• WHAT YOU HAVE TO DO
Here are some records; quote them exactly, leaving out the pictures.
-- start SUPPLIED MATERIAL --
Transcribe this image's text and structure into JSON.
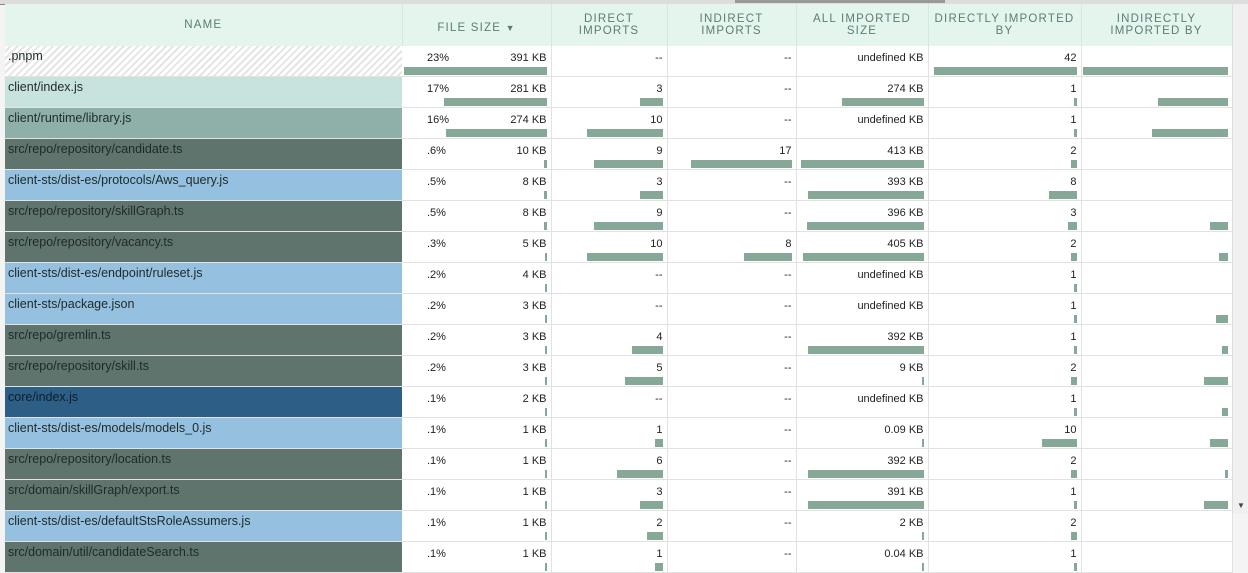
{
  "headers": {
    "name": "Name",
    "file_size": "File Size",
    "direct": "Direct Imports",
    "indirect": "Indirect Imports",
    "all_size": "All Imported Size",
    "direct_by": "Directly Imported By",
    "indirect_by": "Indirectly Imported By",
    "sort_icon": "chevron-down-icon"
  },
  "colors": {
    "bar": "#86a896",
    "hatched": "#e4e4e4",
    "light_teal": "#c8e2de",
    "mid_teal": "#8fb0a8",
    "dark": "#5f746d",
    "light_blue": "#95c0e0",
    "dark_blue": "#2d5f86"
  },
  "rows": [
    {
      "name": ".pnpm",
      "style": "hatched",
      "pct": "23%",
      "size": "391 KB",
      "size_bar": 1,
      "direct": "--",
      "direct_bar": 0,
      "indirect": "--",
      "indirect_bar": 0,
      "all": "undefined KB",
      "all_bar": 0,
      "by": "42",
      "by_bar": 1,
      "iby_bar": 1
    },
    {
      "name": "client/index.js",
      "style": "light_teal",
      "pct": "17%",
      "size": "281 KB",
      "size_bar": 0.72,
      "direct": "3",
      "direct_bar": 0.3,
      "indirect": "--",
      "indirect_bar": 0,
      "all": "274 KB",
      "all_bar": 0.66,
      "by": "1",
      "by_bar": 0.02,
      "iby_bar": 0.48
    },
    {
      "name": "client/runtime/library.js",
      "style": "mid_teal",
      "pct": "16%",
      "size": "274 KB",
      "size_bar": 0.7,
      "direct": "10",
      "direct_bar": 1,
      "indirect": "--",
      "indirect_bar": 0,
      "all": "undefined KB",
      "all_bar": 0,
      "by": "1",
      "by_bar": 0.02,
      "iby_bar": 0.52
    },
    {
      "name": "src/repo/repository/candidate.ts",
      "style": "dark",
      "pct": ".6%",
      "size": "10 KB",
      "size_bar": 0.02,
      "direct": "9",
      "direct_bar": 0.9,
      "indirect": "17",
      "indirect_bar": 1,
      "all": "413 KB",
      "all_bar": 1,
      "by": "2",
      "by_bar": 0.04,
      "iby_bar": 0
    },
    {
      "name": "client-sts/dist-es/protocols/Aws_query.js",
      "style": "light_blue",
      "pct": ".5%",
      "size": "8 KB",
      "size_bar": 0.02,
      "direct": "3",
      "direct_bar": 0.3,
      "indirect": "--",
      "indirect_bar": 0,
      "all": "393 KB",
      "all_bar": 0.94,
      "by": "8",
      "by_bar": 0.19,
      "iby_bar": 0
    },
    {
      "name": "src/repo/repository/skillGraph.ts",
      "style": "dark",
      "pct": ".5%",
      "size": "8 KB",
      "size_bar": 0.02,
      "direct": "9",
      "direct_bar": 0.9,
      "indirect": "--",
      "indirect_bar": 0,
      "all": "396 KB",
      "all_bar": 0.95,
      "by": "3",
      "by_bar": 0.06,
      "iby_bar": 0.12
    },
    {
      "name": "src/repo/repository/vacancy.ts",
      "style": "dark",
      "pct": ".3%",
      "size": "5 KB",
      "size_bar": 0.01,
      "direct": "10",
      "direct_bar": 1,
      "indirect": "8",
      "indirect_bar": 0.47,
      "all": "405 KB",
      "all_bar": 0.98,
      "by": "2",
      "by_bar": 0.04,
      "iby_bar": 0.06
    },
    {
      "name": "client-sts/dist-es/endpoint/ruleset.js",
      "style": "light_blue",
      "pct": ".2%",
      "size": "4 KB",
      "size_bar": 0.01,
      "direct": "--",
      "direct_bar": 0,
      "indirect": "--",
      "indirect_bar": 0,
      "all": "undefined KB",
      "all_bar": 0,
      "by": "1",
      "by_bar": 0.02,
      "iby_bar": 0
    },
    {
      "name": "client-sts/package.json",
      "style": "light_blue",
      "pct": ".2%",
      "size": "3 KB",
      "size_bar": 0.01,
      "direct": "--",
      "direct_bar": 0,
      "indirect": "--",
      "indirect_bar": 0,
      "all": "undefined KB",
      "all_bar": 0,
      "by": "1",
      "by_bar": 0.02,
      "iby_bar": 0.08
    },
    {
      "name": "src/repo/gremlin.ts",
      "style": "dark",
      "pct": ".2%",
      "size": "3 KB",
      "size_bar": 0.01,
      "direct": "4",
      "direct_bar": 0.4,
      "indirect": "--",
      "indirect_bar": 0,
      "all": "392 KB",
      "all_bar": 0.94,
      "by": "1",
      "by_bar": 0.02,
      "iby_bar": 0.04
    },
    {
      "name": "src/repo/repository/skill.ts",
      "style": "dark",
      "pct": ".2%",
      "size": "3 KB",
      "size_bar": 0.01,
      "direct": "5",
      "direct_bar": 0.5,
      "indirect": "--",
      "indirect_bar": 0,
      "all": "9 KB",
      "all_bar": 0.01,
      "by": "2",
      "by_bar": 0.04,
      "iby_bar": 0.16
    },
    {
      "name": "core/index.js",
      "style": "dark_blue",
      "pct": ".1%",
      "size": "2 KB",
      "size_bar": 0.01,
      "direct": "--",
      "direct_bar": 0,
      "indirect": "--",
      "indirect_bar": 0,
      "all": "undefined KB",
      "all_bar": 0,
      "by": "1",
      "by_bar": 0.02,
      "iby_bar": 0.04
    },
    {
      "name": "client-sts/dist-es/models/models_0.js",
      "style": "light_blue",
      "pct": ".1%",
      "size": "1 KB",
      "size_bar": 0.01,
      "direct": "1",
      "direct_bar": 0.1,
      "indirect": "--",
      "indirect_bar": 0,
      "all": "0.09 KB",
      "all_bar": 0.01,
      "by": "10",
      "by_bar": 0.24,
      "iby_bar": 0.12
    },
    {
      "name": "src/repo/repository/location.ts",
      "style": "dark",
      "pct": ".1%",
      "size": "1 KB",
      "size_bar": 0.01,
      "direct": "6",
      "direct_bar": 0.6,
      "indirect": "--",
      "indirect_bar": 0,
      "all": "392 KB",
      "all_bar": 0.94,
      "by": "2",
      "by_bar": 0.04,
      "iby_bar": 0.02
    },
    {
      "name": "src/domain/skillGraph/export.ts",
      "style": "dark",
      "pct": ".1%",
      "size": "1 KB",
      "size_bar": 0.01,
      "direct": "3",
      "direct_bar": 0.3,
      "indirect": "--",
      "indirect_bar": 0,
      "all": "391 KB",
      "all_bar": 0.94,
      "by": "1",
      "by_bar": 0.02,
      "iby_bar": 0.16
    },
    {
      "name": "client-sts/dist-es/defaultStsRoleAssumers.js",
      "style": "light_blue",
      "pct": ".1%",
      "size": "1 KB",
      "size_bar": 0.01,
      "direct": "2",
      "direct_bar": 0.2,
      "indirect": "--",
      "indirect_bar": 0,
      "all": "2 KB",
      "all_bar": 0.01,
      "by": "2",
      "by_bar": 0.04,
      "iby_bar": 0
    },
    {
      "name": "src/domain/util/candidateSearch.ts",
      "style": "dark",
      "pct": ".1%",
      "size": "1 KB",
      "size_bar": 0.01,
      "direct": "1",
      "direct_bar": 0.1,
      "indirect": "--",
      "indirect_bar": 0,
      "all": "0.04 KB",
      "all_bar": 0.01,
      "by": "1",
      "by_bar": 0.02,
      "iby_bar": 0
    }
  ]
}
-- end SUPPLIED MATERIAL --
• SOLUTION TO THIS PROBLEM
Transcribe this image's text and structure into JSON.
{
  "headers": {
    "name": "Name",
    "file_size": "File Size",
    "direct": "Direct Imports",
    "indirect": "Indirect Imports",
    "all_size": "All Imported Size",
    "direct_by": "Directly Imported By",
    "indirect_by": "Indirectly Imported By",
    "sort_icon": "chevron-down-icon"
  },
  "colors": {
    "bar": "#86a896",
    "hatched": "#e4e4e4",
    "light_teal": "#c8e2de",
    "mid_teal": "#8fb0a8",
    "dark": "#5f746d",
    "light_blue": "#95c0e0",
    "dark_blue": "#2d5f86"
  },
  "rows": [
    {
      "name": ".pnpm",
      "style": "hatched",
      "pct": "23%",
      "size": "391 KB",
      "size_bar": 1,
      "direct": "--",
      "direct_bar": 0,
      "indirect": "--",
      "indirect_bar": 0,
      "all": "undefined KB",
      "all_bar": 0,
      "by": "42",
      "by_bar": 1,
      "iby_bar": 1
    },
    {
      "name": "client/index.js",
      "style": "light_teal",
      "pct": "17%",
      "size": "281 KB",
      "size_bar": 0.72,
      "direct": "3",
      "direct_bar": 0.3,
      "indirect": "--",
      "indirect_bar": 0,
      "all": "274 KB",
      "all_bar": 0.66,
      "by": "1",
      "by_bar": 0.02,
      "iby_bar": 0.48
    },
    {
      "name": "client/runtime/library.js",
      "style": "mid_teal",
      "pct": "16%",
      "size": "274 KB",
      "size_bar": 0.7,
      "direct": "10",
      "direct_bar": 1,
      "indirect": "--",
      "indirect_bar": 0,
      "all": "undefined KB",
      "all_bar": 0,
      "by": "1",
      "by_bar": 0.02,
      "iby_bar": 0.52
    },
    {
      "name": "src/repo/repository/candidate.ts",
      "style": "dark",
      "pct": ".6%",
      "size": "10 KB",
      "size_bar": 0.02,
      "direct": "9",
      "direct_bar": 0.9,
      "indirect": "17",
      "indirect_bar": 1,
      "all": "413 KB",
      "all_bar": 1,
      "by": "2",
      "by_bar": 0.04,
      "iby_bar": 0
    },
    {
      "name": "client-sts/dist-es/protocols/Aws_query.js",
      "style": "light_blue",
      "pct": ".5%",
      "size": "8 KB",
      "size_bar": 0.02,
      "direct": "3",
      "direct_bar": 0.3,
      "indirect": "--",
      "indirect_bar": 0,
      "all": "393 KB",
      "all_bar": 0.94,
      "by": "8",
      "by_bar": 0.19,
      "iby_bar": 0
    },
    {
      "name": "src/repo/repository/skillGraph.ts",
      "style": "dark",
      "pct": ".5%",
      "size": "8 KB",
      "size_bar": 0.02,
      "direct": "9",
      "direct_bar": 0.9,
      "indirect": "--",
      "indirect_bar": 0,
      "all": "396 KB",
      "all_bar": 0.95,
      "by": "3",
      "by_bar": 0.06,
      "iby_bar": 0.12
    },
    {
      "name": "src/repo/repository/vacancy.ts",
      "style": "dark",
      "pct": ".3%",
      "size": "5 KB",
      "size_bar": 0.01,
      "direct": "10",
      "direct_bar": 1,
      "indirect": "8",
      "indirect_bar": 0.47,
      "all": "405 KB",
      "all_bar": 0.98,
      "by": "2",
      "by_bar": 0.04,
      "iby_bar": 0.06
    },
    {
      "name": "client-sts/dist-es/endpoint/ruleset.js",
      "style": "light_blue",
      "pct": ".2%",
      "size": "4 KB",
      "size_bar": 0.01,
      "direct": "--",
      "direct_bar": 0,
      "indirect": "--",
      "indirect_bar": 0,
      "all": "undefined KB",
      "all_bar": 0,
      "by": "1",
      "by_bar": 0.02,
      "iby_bar": 0
    },
    {
      "name": "client-sts/package.json",
      "style": "light_blue",
      "pct": ".2%",
      "size": "3 KB",
      "size_bar": 0.01,
      "direct": "--",
      "direct_bar": 0,
      "indirect": "--",
      "indirect_bar": 0,
      "all": "undefined KB",
      "all_bar": 0,
      "by": "1",
      "by_bar": 0.02,
      "iby_bar": 0.08
    },
    {
      "name": "src/repo/gremlin.ts",
      "style": "dark",
      "pct": ".2%",
      "size": "3 KB",
      "size_bar": 0.01,
      "direct": "4",
      "direct_bar": 0.4,
      "indirect": "--",
      "indirect_bar": 0,
      "all": "392 KB",
      "all_bar": 0.94,
      "by": "1",
      "by_bar": 0.02,
      "iby_bar": 0.04
    },
    {
      "name": "src/repo/repository/skill.ts",
      "style": "dark",
      "pct": ".2%",
      "size": "3 KB",
      "size_bar": 0.01,
      "direct": "5",
      "direct_bar": 0.5,
      "indirect": "--",
      "indirect_bar": 0,
      "all": "9 KB",
      "all_bar": 0.01,
      "by": "2",
      "by_bar": 0.04,
      "iby_bar": 0.16
    },
    {
      "name": "core/index.js",
      "style": "dark_blue",
      "pct": ".1%",
      "size": "2 KB",
      "size_bar": 0.01,
      "direct": "--",
      "direct_bar": 0,
      "indirect": "--",
      "indirect_bar": 0,
      "all": "undefined KB",
      "all_bar": 0,
      "by": "1",
      "by_bar": 0.02,
      "iby_bar": 0.04
    },
    {
      "name": "client-sts/dist-es/models/models_0.js",
      "style": "light_blue",
      "pct": ".1%",
      "size": "1 KB",
      "size_bar": 0.01,
      "direct": "1",
      "direct_bar": 0.1,
      "indirect": "--",
      "indirect_bar": 0,
      "all": "0.09 KB",
      "all_bar": 0.01,
      "by": "10",
      "by_bar": 0.24,
      "iby_bar": 0.12
    },
    {
      "name": "src/repo/repository/location.ts",
      "style": "dark",
      "pct": ".1%",
      "size": "1 KB",
      "size_bar": 0.01,
      "direct": "6",
      "direct_bar": 0.6,
      "indirect": "--",
      "indirect_bar": 0,
      "all": "392 KB",
      "all_bar": 0.94,
      "by": "2",
      "by_bar": 0.04,
      "iby_bar": 0.02
    },
    {
      "name": "src/domain/skillGraph/export.ts",
      "style": "dark",
      "pct": ".1%",
      "size": "1 KB",
      "size_bar": 0.01,
      "direct": "3",
      "direct_bar": 0.3,
      "indirect": "--",
      "indirect_bar": 0,
      "all": "391 KB",
      "all_bar": 0.94,
      "by": "1",
      "by_bar": 0.02,
      "iby_bar": 0.16
    },
    {
      "name": "client-sts/dist-es/defaultStsRoleAssumers.js",
      "style": "light_blue",
      "pct": ".1%",
      "size": "1 KB",
      "size_bar": 0.01,
      "direct": "2",
      "direct_bar": 0.2,
      "indirect": "--",
      "indirect_bar": 0,
      "all": "2 KB",
      "all_bar": 0.01,
      "by": "2",
      "by_bar": 0.04,
      "iby_bar": 0
    },
    {
      "name": "src/domain/util/candidateSearch.ts",
      "style": "dark",
      "pct": ".1%",
      "size": "1 KB",
      "size_bar": 0.01,
      "direct": "1",
      "direct_bar": 0.1,
      "indirect": "--",
      "indirect_bar": 0,
      "all": "0.04 KB",
      "all_bar": 0.01,
      "by": "1",
      "by_bar": 0.02,
      "iby_bar": 0
    }
  ]
}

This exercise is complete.